* _Your instructions_
Give back each entry unchanged, minus pictures.

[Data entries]
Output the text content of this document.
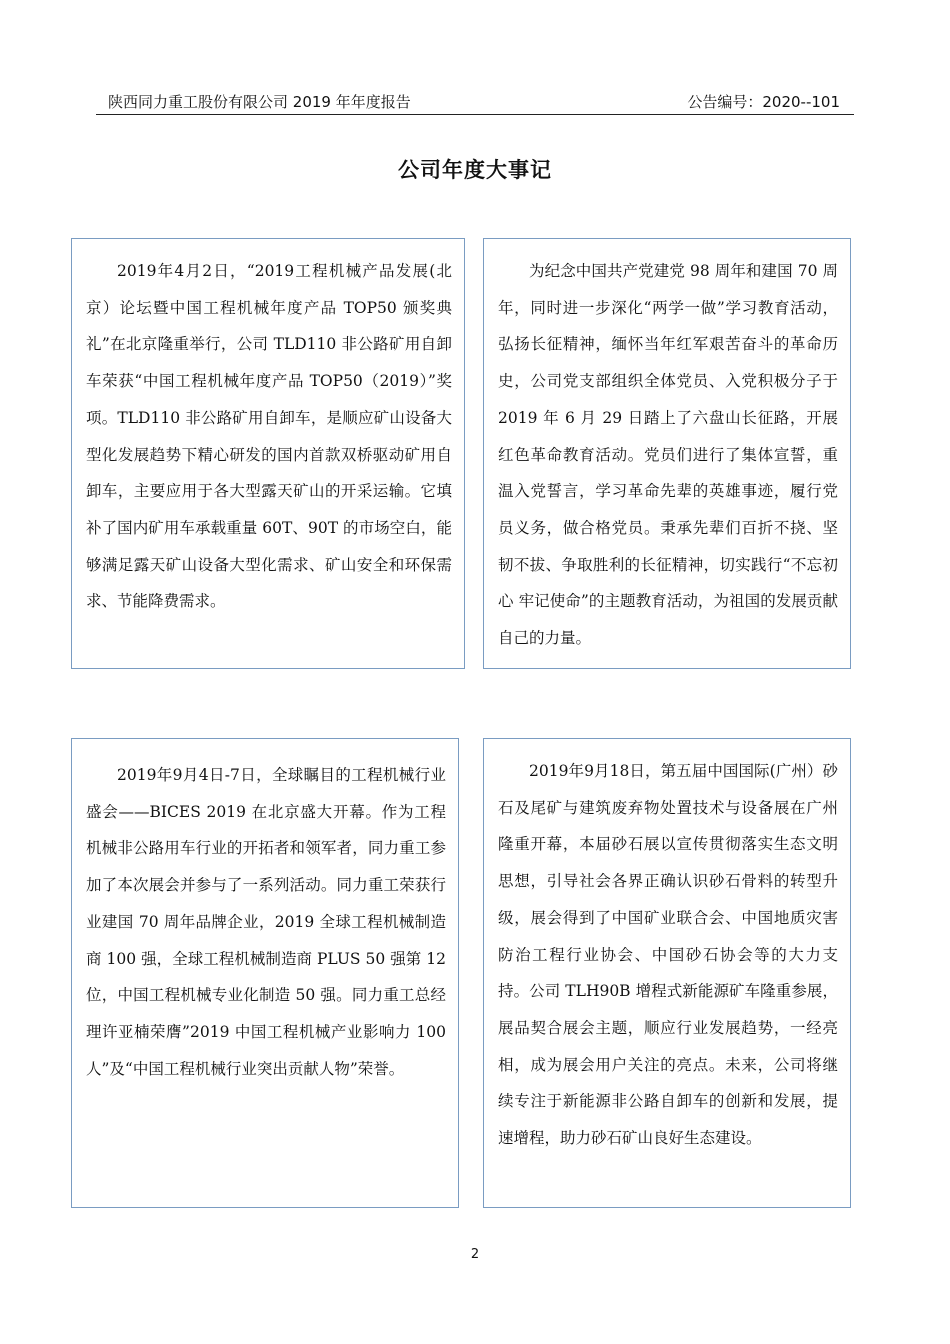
陕西同力重工股份有限公司 2019 年年度报告	公告编号：2020--101
公司年度大事记

2019年4月2日，“2019工程机械产品发展(北京）论坛暨中国工程机械年度产品 TOP50 颁奖典礼”在北京隆重举行，公司 TLD110 非公路矿用自卸车荣获“中国工程机械年度产品 TOP50（2019）”奖项。TLD110 非公路矿用自卸车，是顺应矿山设备大型化发展趋势下精心研发的国内首款双桥驱动矿用自卸车，主要应用于各大型露天矿山的开采运输。它填补了国内矿用车承载重量 60T、90T 的市场空白，能够满足露天矿山设备大型化需求、矿山安全和环保需求、节能降费需求。

为纪念中国共产党建党 98 周年和建国 70 周年，同时进一步深化“两学一做”学习教育活动，弘扬长征精神，缅怀当年红军艰苦奋斗的革命历史，公司党支部组织全体党员、入党积极分子于 2019 年 6 月 29 日踏上了六盘山长征路，开展红色革命教育活动。党员们进行了集体宣誓，重温入党誓言，学习革命先辈的英雄事迹，履行党员义务，做合格党员。秉承先辈们百折不挠、坚韧不拔、争取胜利的长征精神，切实践行“不忘初心 牢记使命”的主题教育活动，为祖国的发展贡献自己的力量。

2019年9月4日-7日，全球瞩目的工程机械行业盛会——BICES 2019 在北京盛大开幕。作为工程机械非公路用车行业的开拓者和领军者，同力重工参加了本次展会并参与了一系列活动。同力重工荣获行业建国 70 周年品牌企业，2019 全球工程机械制造商 100 强，全球工程机械制造商 PLUS 50 强第 12 位，中国工程机械专业化制造 50 强。同力重工总经理许亚楠荣膺”2019 中国工程机械产业影响力 100 人”及“中国工程机械行业突出贡献人物”荣誉。

2019年9月18日，第五届中国国际(广州）砂石及尾矿与建筑废弃物处置技术与设备展在广州隆重开幕，本届砂石展以宣传贯彻落实生态文明思想，引导社会各界正确认识砂石骨料的转型升级，展会得到了中国矿业联合会、中国地质灾害防治工程行业协会、中国砂石协会等的大力支持。公司 TLH90B 增程式新能源矿车隆重参展，展品契合展会主题，顺应行业发展趋势，一经亮相，成为展会用户关注的亮点。未来，公司将继续专注于新能源非公路自卸车的创新和发展，提速增程，助力砂石矿山良好生态建设。

2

* _Final result_
Output the text content of this document.
陕西同力重工股份有限公司 2019 年年度报告	公告编号：2020--101
公司年度大事记

2019年4月2日，“2019工程机械产品发展(北京）论坛暨中国工程机械年度产品 TOP50 颁奖典礼”在北京隆重举行，公司 TLD110 非公路矿用自卸车荣获“中国工程机械年度产品 TOP50（2019）”奖项。TLD110 非公路矿用自卸车，是顺应矿山设备大型化发展趋势下精心研发的国内首款双桥驱动矿用自卸车，主要应用于各大型露天矿山的开采运输。它填补了国内矿用车承载重量 60T、90T 的市场空白，能够满足露天矿山设备大型化需求、矿山安全和环保需求、节能降费需求。

为纪念中国共产党建党 98 周年和建国 70 周年，同时进一步深化“两学一做”学习教育活动，弘扬长征精神，缅怀当年红军艰苦奋斗的革命历史，公司党支部组织全体党员、入党积极分子于 2019 年 6 月 29 日踏上了六盘山长征路，开展红色革命教育活动。党员们进行了集体宣誓，重温入党誓言，学习革命先辈的英雄事迹，履行党员义务，做合格党员。秉承先辈们百折不挠、坚韧不拔、争取胜利的长征精神，切实践行“不忘初心 牢记使命”的主题教育活动，为祖国的发展贡献自己的力量。

2019年9月4日-7日，全球瞩目的工程机械行业盛会——BICES 2019 在北京盛大开幕。作为工程机械非公路用车行业的开拓者和领军者，同力重工参加了本次展会并参与了一系列活动。同力重工荣获行业建国 70 周年品牌企业，2019 全球工程机械制造商 100 强，全球工程机械制造商 PLUS 50 强第 12 位，中国工程机械专业化制造 50 强。同力重工总经理许亚楠荣膺”2019 中国工程机械产业影响力 100 人”及“中国工程机械行业突出贡献人物”荣誉。

2019年9月18日，第五届中国国际(广州）砂石及尾矿与建筑废弃物处置技术与设备展在广州隆重开幕，本届砂石展以宣传贯彻落实生态文明思想，引导社会各界正确认识砂石骨料的转型升级，展会得到了中国矿业联合会、中国地质灾害防治工程行业协会、中国砂石协会等的大力支持。公司 TLH90B 增程式新能源矿车隆重参展，展品契合展会主题，顺应行业发展趋势，一经亮相，成为展会用户关注的亮点。未来，公司将继续专注于新能源非公路自卸车的创新和发展，提速增程，助力砂石矿山良好生态建设。

2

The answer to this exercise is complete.